*** Data for the task ***

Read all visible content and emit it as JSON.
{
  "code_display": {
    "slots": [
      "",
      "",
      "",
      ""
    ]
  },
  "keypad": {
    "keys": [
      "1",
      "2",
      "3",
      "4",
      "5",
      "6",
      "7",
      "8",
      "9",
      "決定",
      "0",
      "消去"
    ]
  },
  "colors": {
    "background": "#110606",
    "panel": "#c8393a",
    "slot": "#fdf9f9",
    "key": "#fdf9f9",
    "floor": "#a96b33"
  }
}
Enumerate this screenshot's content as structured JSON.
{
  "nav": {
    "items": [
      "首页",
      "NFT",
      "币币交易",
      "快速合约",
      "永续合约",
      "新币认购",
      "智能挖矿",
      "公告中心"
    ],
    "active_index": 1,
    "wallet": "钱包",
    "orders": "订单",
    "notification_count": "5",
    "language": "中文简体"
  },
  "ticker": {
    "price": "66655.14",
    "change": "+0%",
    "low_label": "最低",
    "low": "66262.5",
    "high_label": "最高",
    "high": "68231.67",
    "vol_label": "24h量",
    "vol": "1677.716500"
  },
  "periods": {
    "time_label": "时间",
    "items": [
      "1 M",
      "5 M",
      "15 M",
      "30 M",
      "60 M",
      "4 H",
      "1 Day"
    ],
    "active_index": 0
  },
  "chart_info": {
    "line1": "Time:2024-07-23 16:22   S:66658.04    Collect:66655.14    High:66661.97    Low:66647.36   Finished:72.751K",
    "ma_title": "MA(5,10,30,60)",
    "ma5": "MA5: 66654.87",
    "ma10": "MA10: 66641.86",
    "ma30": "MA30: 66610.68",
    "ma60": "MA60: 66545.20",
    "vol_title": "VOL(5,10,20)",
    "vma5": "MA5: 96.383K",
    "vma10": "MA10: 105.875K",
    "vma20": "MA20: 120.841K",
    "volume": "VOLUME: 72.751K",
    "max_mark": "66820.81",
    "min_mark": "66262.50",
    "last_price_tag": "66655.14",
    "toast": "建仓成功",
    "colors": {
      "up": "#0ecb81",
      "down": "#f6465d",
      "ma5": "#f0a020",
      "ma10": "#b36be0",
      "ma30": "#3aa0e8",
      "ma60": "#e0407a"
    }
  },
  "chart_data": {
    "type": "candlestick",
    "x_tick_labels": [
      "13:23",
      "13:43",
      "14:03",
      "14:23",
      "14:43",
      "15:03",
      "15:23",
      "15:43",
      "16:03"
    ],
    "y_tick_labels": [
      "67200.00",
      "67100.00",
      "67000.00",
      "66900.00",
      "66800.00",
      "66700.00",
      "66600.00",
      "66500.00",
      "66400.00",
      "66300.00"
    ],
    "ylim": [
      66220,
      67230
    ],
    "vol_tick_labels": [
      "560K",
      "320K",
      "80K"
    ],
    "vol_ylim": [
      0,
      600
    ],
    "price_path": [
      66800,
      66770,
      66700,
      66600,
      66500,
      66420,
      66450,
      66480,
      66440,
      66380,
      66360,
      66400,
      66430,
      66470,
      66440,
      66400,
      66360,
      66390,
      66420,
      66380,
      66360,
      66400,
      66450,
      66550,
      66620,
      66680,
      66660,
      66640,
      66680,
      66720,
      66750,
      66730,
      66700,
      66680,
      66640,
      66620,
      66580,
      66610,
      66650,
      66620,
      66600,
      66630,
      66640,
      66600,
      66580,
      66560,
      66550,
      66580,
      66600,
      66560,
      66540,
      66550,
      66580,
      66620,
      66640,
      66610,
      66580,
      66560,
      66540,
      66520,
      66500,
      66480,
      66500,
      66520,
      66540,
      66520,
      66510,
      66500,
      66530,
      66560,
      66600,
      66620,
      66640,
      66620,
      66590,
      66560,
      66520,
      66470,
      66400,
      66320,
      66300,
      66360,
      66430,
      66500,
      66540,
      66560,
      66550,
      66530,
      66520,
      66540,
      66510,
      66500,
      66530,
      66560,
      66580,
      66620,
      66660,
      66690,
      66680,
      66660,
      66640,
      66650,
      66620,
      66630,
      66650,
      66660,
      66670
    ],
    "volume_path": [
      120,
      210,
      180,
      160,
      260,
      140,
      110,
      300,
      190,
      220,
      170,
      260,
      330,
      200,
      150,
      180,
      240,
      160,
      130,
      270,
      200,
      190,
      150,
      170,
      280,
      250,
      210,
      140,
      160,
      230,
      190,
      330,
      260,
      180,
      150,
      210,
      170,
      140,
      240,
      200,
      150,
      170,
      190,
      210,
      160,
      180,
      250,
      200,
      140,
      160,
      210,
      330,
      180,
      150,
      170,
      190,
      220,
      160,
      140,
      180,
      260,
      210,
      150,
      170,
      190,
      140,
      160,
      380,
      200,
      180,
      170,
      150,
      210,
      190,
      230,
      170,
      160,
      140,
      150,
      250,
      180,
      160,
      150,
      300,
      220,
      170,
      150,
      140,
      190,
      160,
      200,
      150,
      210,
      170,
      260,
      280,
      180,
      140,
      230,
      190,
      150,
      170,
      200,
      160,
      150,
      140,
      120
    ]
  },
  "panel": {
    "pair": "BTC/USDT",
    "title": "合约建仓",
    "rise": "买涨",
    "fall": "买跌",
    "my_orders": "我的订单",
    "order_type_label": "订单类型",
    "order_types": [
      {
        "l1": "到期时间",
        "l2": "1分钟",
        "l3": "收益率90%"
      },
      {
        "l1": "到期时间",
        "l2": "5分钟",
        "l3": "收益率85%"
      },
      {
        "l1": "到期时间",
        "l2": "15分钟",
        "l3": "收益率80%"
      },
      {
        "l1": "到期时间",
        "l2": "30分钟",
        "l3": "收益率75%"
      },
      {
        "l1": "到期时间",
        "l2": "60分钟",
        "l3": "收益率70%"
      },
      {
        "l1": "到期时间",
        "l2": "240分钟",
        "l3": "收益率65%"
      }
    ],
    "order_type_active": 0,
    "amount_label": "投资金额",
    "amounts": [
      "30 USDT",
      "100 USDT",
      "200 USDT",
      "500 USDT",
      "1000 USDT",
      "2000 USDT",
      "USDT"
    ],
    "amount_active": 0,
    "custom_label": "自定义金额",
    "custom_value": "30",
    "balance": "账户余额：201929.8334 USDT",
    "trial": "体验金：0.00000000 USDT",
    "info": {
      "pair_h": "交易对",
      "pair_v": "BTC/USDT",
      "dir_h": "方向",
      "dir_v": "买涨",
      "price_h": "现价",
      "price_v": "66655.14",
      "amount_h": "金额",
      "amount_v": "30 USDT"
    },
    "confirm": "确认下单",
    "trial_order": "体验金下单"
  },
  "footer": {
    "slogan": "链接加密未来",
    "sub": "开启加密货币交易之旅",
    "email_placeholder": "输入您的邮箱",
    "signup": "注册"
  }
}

***

Extract the complete listing above, reproducing each line exactly.

Read all visible content and emit it as JSON.
{
  "code_display": {
    "slots": [
      "",
      "",
      "",
      ""
    ]
  },
  "keypad": {
    "keys": [
      "1",
      "2",
      "3",
      "4",
      "5",
      "6",
      "7",
      "8",
      "9",
      "決定",
      "0",
      "消去"
    ]
  },
  "colors": {
    "background": "#110606",
    "panel": "#c8393a",
    "slot": "#fdf9f9",
    "key": "#fdf9f9",
    "floor": "#a96b33"
  }
}
Enumerate this screenshot's content as structured JSON.
{
  "nav": {
    "items": [
      "首页",
      "NFT",
      "币币交易",
      "快速合约",
      "永续合约",
      "新币认购",
      "智能挖矿",
      "公告中心"
    ],
    "active_index": 1,
    "wallet": "钱包",
    "orders": "订单",
    "notification_count": "5",
    "language": "中文简体"
  },
  "ticker": {
    "price": "66655.14",
    "change": "+0%",
    "low_label": "最低",
    "low": "66262.5",
    "high_label": "最高",
    "high": "68231.67",
    "vol_label": "24h量",
    "vol": "1677.716500"
  },
  "periods": {
    "time_label": "时间",
    "items": [
      "1 M",
      "5 M",
      "15 M",
      "30 M",
      "60 M",
      "4 H",
      "1 Day"
    ],
    "active_index": 0
  },
  "chart_info": {
    "line1": "Time:2024-07-23 16:22   S:66658.04    Collect:66655.14    High:66661.97    Low:66647.36   Finished:72.751K",
    "ma_title": "MA(5,10,30,60)",
    "ma5": "MA5: 66654.87",
    "ma10": "MA10: 66641.86",
    "ma30": "MA30: 66610.68",
    "ma60": "MA60: 66545.20",
    "vol_title": "VOL(5,10,20)",
    "vma5": "MA5: 96.383K",
    "vma10": "MA10: 105.875K",
    "vma20": "MA20: 120.841K",
    "volume": "VOLUME: 72.751K",
    "max_mark": "66820.81",
    "min_mark": "66262.50",
    "last_price_tag": "66655.14",
    "toast": "建仓成功",
    "colors": {
      "up": "#0ecb81",
      "down": "#f6465d",
      "ma5": "#f0a020",
      "ma10": "#b36be0",
      "ma30": "#3aa0e8",
      "ma60": "#e0407a"
    }
  },
  "chart_data": {
    "type": "candlestick",
    "x_tick_labels": [
      "13:23",
      "13:43",
      "14:03",
      "14:23",
      "14:43",
      "15:03",
      "15:23",
      "15:43",
      "16:03"
    ],
    "y_tick_labels": [
      "67200.00",
      "67100.00",
      "67000.00",
      "66900.00",
      "66800.00",
      "66700.00",
      "66600.00",
      "66500.00",
      "66400.00",
      "66300.00"
    ],
    "ylim": [
      66220,
      67230
    ],
    "vol_tick_labels": [
      "560K",
      "320K",
      "80K"
    ],
    "vol_ylim": [
      0,
      600
    ],
    "price_path": [
      66800,
      66770,
      66700,
      66600,
      66500,
      66420,
      66450,
      66480,
      66440,
      66380,
      66360,
      66400,
      66430,
      66470,
      66440,
      66400,
      66360,
      66390,
      66420,
      66380,
      66360,
      66400,
      66450,
      66550,
      66620,
      66680,
      66660,
      66640,
      66680,
      66720,
      66750,
      66730,
      66700,
      66680,
      66640,
      66620,
      66580,
      66610,
      66650,
      66620,
      66600,
      66630,
      66640,
      66600,
      66580,
      66560,
      66550,
      66580,
      66600,
      66560,
      66540,
      66550,
      66580,
      66620,
      66640,
      66610,
      66580,
      66560,
      66540,
      66520,
      66500,
      66480,
      66500,
      66520,
      66540,
      66520,
      66510,
      66500,
      66530,
      66560,
      66600,
      66620,
      66640,
      66620,
      66590,
      66560,
      66520,
      66470,
      66400,
      66320,
      66300,
      66360,
      66430,
      66500,
      66540,
      66560,
      66550,
      66530,
      66520,
      66540,
      66510,
      66500,
      66530,
      66560,
      66580,
      66620,
      66660,
      66690,
      66680,
      66660,
      66640,
      66650,
      66620,
      66630,
      66650,
      66660,
      66670
    ],
    "volume_path": [
      120,
      210,
      180,
      160,
      260,
      140,
      110,
      300,
      190,
      220,
      170,
      260,
      330,
      200,
      150,
      180,
      240,
      160,
      130,
      270,
      200,
      190,
      150,
      170,
      280,
      250,
      210,
      140,
      160,
      230,
      190,
      330,
      260,
      180,
      150,
      210,
      170,
      140,
      240,
      200,
      150,
      170,
      190,
      210,
      160,
      180,
      250,
      200,
      140,
      160,
      210,
      330,
      180,
      150,
      170,
      190,
      220,
      160,
      140,
      180,
      260,
      210,
      150,
      170,
      190,
      140,
      160,
      380,
      200,
      180,
      170,
      150,
      210,
      190,
      230,
      170,
      160,
      140,
      150,
      250,
      180,
      160,
      150,
      300,
      220,
      170,
      150,
      140,
      190,
      160,
      200,
      150,
      210,
      170,
      260,
      280,
      180,
      140,
      230,
      190,
      150,
      170,
      200,
      160,
      150,
      140,
      120
    ]
  },
  "panel": {
    "pair": "BTC/USDT",
    "title": "合约建仓",
    "rise": "买涨",
    "fall": "买跌",
    "my_orders": "我的订单",
    "order_type_label": "订单类型",
    "order_types": [
      {
        "l1": "到期时间",
        "l2": "1分钟",
        "l3": "收益率90%"
      },
      {
        "l1": "到期时间",
        "l2": "5分钟",
        "l3": "收益率85%"
      },
      {
        "l1": "到期时间",
        "l2": "15分钟",
        "l3": "收益率80%"
      },
      {
        "l1": "到期时间",
        "l2": "30分钟",
        "l3": "收益率75%"
      },
      {
        "l1": "到期时间",
        "l2": "60分钟",
        "l3": "收益率70%"
      },
      {
        "l1": "到期时间",
        "l2": "240分钟",
        "l3": "收益率65%"
      }
    ],
    "order_type_active": 0,
    "amount_label": "投资金额",
    "amounts": [
      "30 USDT",
      "100 USDT",
      "200 USDT",
      "500 USDT",
      "1000 USDT",
      "2000 USDT",
      "USDT"
    ],
    "amount_active": 0,
    "custom_label": "自定义金额",
    "custom_value": "30",
    "balance": "账户余额：201929.8334 USDT",
    "trial": "体验金：0.00000000 USDT",
    "info": {
      "pair_h": "交易对",
      "pair_v": "BTC/USDT",
      "dir_h": "方向",
      "dir_v": "买涨",
      "price_h": "现价",
      "price_v": "66655.14",
      "amount_h": "金额",
      "amount_v": "30 USDT"
    },
    "confirm": "确认下单",
    "trial_order": "体验金下单"
  },
  "footer": {
    "slogan": "链接加密未来",
    "sub": "开启加密货币交易之旅",
    "email_placeholder": "输入您的邮箱",
    "signup": "注册"
  }
}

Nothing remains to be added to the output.